◆ **DATASET**
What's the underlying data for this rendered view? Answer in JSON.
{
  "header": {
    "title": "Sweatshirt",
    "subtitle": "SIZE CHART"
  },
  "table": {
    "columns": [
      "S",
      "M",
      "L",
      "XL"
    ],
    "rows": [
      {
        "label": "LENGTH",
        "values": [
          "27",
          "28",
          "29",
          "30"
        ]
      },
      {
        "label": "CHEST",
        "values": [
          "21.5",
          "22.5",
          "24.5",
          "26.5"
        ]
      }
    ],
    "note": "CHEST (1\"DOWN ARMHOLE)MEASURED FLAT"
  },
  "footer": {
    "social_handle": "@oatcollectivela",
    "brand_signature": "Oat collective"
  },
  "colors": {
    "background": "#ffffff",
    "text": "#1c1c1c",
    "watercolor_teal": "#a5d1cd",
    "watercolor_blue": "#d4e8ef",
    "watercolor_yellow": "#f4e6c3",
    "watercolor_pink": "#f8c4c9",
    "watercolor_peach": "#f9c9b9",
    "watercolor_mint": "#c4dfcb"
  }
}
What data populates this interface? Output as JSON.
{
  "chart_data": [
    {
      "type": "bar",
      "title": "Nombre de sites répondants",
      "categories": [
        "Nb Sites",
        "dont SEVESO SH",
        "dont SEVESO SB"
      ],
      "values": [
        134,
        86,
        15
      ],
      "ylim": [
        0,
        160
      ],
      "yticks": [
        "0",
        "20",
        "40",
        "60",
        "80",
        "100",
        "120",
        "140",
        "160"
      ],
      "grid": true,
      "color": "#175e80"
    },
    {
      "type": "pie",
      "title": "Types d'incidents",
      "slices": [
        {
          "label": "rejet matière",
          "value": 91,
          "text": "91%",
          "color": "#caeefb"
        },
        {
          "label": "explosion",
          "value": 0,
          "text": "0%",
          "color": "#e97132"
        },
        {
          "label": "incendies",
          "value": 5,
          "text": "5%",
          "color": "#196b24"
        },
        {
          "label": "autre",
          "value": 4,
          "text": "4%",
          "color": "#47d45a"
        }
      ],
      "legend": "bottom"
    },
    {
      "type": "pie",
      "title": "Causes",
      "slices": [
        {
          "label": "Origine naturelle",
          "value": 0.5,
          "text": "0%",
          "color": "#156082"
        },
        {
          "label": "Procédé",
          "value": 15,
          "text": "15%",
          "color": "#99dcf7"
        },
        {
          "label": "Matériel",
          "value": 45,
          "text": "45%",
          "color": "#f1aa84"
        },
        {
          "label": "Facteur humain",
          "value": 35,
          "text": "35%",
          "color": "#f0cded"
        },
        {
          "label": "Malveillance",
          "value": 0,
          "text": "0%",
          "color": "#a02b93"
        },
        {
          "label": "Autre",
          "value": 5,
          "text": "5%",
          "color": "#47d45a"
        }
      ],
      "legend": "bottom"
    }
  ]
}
--
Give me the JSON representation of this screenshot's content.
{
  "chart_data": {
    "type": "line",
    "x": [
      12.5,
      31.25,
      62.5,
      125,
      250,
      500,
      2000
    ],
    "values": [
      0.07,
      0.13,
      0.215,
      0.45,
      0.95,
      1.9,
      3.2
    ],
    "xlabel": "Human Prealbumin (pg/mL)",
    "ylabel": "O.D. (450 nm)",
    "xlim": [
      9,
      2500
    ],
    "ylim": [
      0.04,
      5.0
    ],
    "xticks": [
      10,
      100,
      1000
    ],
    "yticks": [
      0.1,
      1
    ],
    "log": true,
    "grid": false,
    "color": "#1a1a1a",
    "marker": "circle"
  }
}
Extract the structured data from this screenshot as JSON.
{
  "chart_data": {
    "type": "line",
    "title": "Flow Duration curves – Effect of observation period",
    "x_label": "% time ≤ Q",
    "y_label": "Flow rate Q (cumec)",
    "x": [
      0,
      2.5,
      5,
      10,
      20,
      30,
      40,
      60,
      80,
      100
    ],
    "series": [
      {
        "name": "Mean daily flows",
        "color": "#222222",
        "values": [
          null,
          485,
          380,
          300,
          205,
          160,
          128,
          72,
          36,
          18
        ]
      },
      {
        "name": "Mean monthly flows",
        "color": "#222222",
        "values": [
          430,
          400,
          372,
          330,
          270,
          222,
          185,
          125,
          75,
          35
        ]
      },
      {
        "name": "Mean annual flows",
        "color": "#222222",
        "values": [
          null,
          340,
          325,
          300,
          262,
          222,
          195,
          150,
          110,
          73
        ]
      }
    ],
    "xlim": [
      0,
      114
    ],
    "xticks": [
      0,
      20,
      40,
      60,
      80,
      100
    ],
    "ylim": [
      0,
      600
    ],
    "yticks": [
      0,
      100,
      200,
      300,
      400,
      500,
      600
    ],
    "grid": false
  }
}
==
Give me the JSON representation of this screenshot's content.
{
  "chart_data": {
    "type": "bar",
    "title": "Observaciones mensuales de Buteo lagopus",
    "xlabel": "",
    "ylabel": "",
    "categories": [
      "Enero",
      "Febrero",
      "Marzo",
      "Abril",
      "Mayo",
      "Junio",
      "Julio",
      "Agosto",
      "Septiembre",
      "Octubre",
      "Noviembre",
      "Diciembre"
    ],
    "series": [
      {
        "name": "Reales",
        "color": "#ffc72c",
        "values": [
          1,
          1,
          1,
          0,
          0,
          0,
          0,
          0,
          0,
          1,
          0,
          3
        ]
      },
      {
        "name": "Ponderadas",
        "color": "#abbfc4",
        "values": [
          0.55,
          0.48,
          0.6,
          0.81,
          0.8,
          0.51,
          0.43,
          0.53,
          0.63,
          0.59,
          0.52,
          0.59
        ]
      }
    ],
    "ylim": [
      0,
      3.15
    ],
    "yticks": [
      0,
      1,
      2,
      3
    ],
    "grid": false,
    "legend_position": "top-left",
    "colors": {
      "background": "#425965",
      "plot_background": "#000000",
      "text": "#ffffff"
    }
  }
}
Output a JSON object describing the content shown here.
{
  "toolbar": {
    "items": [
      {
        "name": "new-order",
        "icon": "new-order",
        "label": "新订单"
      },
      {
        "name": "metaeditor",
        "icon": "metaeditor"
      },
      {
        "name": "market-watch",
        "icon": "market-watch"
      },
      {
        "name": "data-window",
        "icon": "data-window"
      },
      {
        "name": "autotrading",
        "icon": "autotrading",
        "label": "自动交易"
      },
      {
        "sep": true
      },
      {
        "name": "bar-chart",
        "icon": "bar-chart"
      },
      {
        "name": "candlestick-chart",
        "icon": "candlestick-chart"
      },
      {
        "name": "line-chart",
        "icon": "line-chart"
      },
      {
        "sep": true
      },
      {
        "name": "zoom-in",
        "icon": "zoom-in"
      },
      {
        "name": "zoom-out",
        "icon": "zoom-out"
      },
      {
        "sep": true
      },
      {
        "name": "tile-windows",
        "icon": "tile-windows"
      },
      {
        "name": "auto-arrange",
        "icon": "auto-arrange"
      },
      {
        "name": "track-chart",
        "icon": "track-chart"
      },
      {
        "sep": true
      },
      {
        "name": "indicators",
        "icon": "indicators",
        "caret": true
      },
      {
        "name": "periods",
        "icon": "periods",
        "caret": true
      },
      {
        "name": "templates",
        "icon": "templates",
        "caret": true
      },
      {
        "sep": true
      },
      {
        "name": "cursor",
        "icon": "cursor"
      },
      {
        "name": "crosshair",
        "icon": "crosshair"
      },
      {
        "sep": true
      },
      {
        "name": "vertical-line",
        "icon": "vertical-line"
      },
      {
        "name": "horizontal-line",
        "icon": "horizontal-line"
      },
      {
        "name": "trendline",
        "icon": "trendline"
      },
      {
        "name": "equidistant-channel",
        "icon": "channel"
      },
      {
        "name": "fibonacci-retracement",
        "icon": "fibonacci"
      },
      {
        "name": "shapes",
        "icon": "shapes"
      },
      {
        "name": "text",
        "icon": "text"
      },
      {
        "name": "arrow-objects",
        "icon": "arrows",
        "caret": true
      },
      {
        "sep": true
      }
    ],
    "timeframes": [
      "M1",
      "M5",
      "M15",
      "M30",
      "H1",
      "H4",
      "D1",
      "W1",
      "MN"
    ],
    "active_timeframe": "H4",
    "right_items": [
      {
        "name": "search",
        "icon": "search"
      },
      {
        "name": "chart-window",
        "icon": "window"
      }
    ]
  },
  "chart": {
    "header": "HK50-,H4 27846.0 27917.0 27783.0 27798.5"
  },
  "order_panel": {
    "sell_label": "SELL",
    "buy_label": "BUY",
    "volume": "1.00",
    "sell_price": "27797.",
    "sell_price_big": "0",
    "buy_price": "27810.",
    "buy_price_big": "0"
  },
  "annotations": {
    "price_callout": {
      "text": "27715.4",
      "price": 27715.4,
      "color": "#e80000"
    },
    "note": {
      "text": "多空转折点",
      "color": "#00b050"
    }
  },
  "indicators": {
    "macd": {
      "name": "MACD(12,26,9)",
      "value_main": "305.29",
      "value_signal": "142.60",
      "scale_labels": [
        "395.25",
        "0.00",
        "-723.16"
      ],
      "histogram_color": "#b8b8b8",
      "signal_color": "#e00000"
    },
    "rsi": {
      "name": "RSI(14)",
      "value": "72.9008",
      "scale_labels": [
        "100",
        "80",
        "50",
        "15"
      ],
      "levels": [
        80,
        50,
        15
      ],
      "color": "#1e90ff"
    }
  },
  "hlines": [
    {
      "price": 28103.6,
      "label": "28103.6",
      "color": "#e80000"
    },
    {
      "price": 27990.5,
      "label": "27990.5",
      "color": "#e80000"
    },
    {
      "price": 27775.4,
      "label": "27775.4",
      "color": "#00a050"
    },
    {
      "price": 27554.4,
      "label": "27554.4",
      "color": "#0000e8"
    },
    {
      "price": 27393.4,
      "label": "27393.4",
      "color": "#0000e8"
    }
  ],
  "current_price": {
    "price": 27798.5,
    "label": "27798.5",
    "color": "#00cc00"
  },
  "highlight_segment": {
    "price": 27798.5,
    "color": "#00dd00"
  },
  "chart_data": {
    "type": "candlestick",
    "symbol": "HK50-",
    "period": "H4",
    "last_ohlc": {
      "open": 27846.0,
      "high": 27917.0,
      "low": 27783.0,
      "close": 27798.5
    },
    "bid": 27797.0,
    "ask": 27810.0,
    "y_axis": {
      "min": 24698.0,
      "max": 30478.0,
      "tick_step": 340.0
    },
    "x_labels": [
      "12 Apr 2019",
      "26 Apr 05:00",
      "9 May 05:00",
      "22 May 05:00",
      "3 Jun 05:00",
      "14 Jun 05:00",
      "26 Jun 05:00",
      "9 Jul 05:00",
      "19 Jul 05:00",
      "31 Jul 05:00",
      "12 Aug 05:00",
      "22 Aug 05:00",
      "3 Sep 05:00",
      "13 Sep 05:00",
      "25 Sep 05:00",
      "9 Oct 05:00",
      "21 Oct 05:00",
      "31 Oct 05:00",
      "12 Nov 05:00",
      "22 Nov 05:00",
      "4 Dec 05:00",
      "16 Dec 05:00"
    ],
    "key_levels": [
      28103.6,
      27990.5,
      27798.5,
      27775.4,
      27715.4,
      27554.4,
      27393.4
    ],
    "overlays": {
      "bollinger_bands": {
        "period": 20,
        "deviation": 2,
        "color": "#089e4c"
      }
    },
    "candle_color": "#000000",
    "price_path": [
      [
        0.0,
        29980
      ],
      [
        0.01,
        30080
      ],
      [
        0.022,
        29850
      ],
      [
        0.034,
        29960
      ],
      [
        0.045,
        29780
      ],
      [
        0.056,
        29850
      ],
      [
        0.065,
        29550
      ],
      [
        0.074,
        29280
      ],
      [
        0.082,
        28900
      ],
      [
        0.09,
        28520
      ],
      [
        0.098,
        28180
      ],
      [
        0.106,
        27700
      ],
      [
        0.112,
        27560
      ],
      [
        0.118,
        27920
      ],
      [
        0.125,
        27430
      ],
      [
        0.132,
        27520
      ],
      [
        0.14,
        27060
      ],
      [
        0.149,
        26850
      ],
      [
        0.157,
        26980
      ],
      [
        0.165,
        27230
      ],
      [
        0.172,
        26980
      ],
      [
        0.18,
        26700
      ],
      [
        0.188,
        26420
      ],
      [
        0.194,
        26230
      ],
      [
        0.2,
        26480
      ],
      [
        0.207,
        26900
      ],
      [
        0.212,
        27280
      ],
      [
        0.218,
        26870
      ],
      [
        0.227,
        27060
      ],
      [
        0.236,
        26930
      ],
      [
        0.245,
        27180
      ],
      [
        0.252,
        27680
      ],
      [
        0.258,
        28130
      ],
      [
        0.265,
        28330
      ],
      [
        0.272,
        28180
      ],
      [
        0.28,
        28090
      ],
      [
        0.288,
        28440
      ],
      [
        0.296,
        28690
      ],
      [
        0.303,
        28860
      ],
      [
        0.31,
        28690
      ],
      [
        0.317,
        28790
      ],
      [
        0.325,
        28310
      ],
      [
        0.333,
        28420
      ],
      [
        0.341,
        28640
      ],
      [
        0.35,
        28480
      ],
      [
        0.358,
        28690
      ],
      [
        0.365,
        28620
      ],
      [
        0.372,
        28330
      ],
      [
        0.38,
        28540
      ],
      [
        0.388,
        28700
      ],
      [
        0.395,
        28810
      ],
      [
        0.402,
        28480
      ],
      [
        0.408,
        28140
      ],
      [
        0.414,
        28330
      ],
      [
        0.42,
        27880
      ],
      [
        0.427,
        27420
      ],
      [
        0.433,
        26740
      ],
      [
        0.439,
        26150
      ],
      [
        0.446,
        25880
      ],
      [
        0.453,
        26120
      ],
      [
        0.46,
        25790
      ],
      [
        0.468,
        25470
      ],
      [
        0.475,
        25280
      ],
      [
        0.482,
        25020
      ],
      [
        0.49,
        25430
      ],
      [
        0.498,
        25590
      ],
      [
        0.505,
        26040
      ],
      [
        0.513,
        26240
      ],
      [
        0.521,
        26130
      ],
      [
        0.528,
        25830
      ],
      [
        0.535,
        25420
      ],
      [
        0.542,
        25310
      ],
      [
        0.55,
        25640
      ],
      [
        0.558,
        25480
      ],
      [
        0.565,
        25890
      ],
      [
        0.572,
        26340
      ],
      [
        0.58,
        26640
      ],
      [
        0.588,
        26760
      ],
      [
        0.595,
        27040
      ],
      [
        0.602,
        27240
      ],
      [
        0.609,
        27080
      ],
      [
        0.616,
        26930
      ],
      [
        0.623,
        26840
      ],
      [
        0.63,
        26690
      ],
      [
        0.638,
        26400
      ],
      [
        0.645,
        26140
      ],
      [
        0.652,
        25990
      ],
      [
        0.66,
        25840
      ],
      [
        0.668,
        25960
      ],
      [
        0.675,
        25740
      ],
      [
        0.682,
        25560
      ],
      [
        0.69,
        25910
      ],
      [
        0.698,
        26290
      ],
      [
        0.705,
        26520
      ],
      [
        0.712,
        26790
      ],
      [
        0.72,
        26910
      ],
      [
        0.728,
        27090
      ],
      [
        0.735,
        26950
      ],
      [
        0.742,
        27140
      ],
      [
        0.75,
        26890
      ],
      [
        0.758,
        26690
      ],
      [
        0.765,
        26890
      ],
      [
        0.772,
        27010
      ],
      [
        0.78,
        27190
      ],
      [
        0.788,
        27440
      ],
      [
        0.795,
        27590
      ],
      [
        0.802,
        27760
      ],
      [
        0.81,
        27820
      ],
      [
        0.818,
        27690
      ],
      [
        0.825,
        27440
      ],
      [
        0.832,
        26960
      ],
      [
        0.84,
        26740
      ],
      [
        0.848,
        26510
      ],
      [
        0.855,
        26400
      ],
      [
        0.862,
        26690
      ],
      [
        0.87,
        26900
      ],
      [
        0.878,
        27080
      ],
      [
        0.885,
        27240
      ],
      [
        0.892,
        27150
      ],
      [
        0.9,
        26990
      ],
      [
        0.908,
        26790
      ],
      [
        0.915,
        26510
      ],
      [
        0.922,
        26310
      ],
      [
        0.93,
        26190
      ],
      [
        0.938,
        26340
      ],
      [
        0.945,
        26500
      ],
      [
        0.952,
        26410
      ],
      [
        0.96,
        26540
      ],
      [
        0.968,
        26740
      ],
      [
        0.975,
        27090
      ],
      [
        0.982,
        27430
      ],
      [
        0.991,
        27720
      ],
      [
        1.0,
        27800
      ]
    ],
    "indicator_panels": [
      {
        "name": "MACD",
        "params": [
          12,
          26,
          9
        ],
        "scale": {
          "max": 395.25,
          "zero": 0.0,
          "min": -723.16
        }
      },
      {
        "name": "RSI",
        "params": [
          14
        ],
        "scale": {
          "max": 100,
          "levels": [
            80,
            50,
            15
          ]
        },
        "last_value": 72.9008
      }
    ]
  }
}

◆ **SET PROBLEM**
Isolate the lines that hold the word "Output" and copy all of them.

◆ **SOLUTION**
What data populates this interface? Output as JSON.
Output a JSON object describing the content shown here.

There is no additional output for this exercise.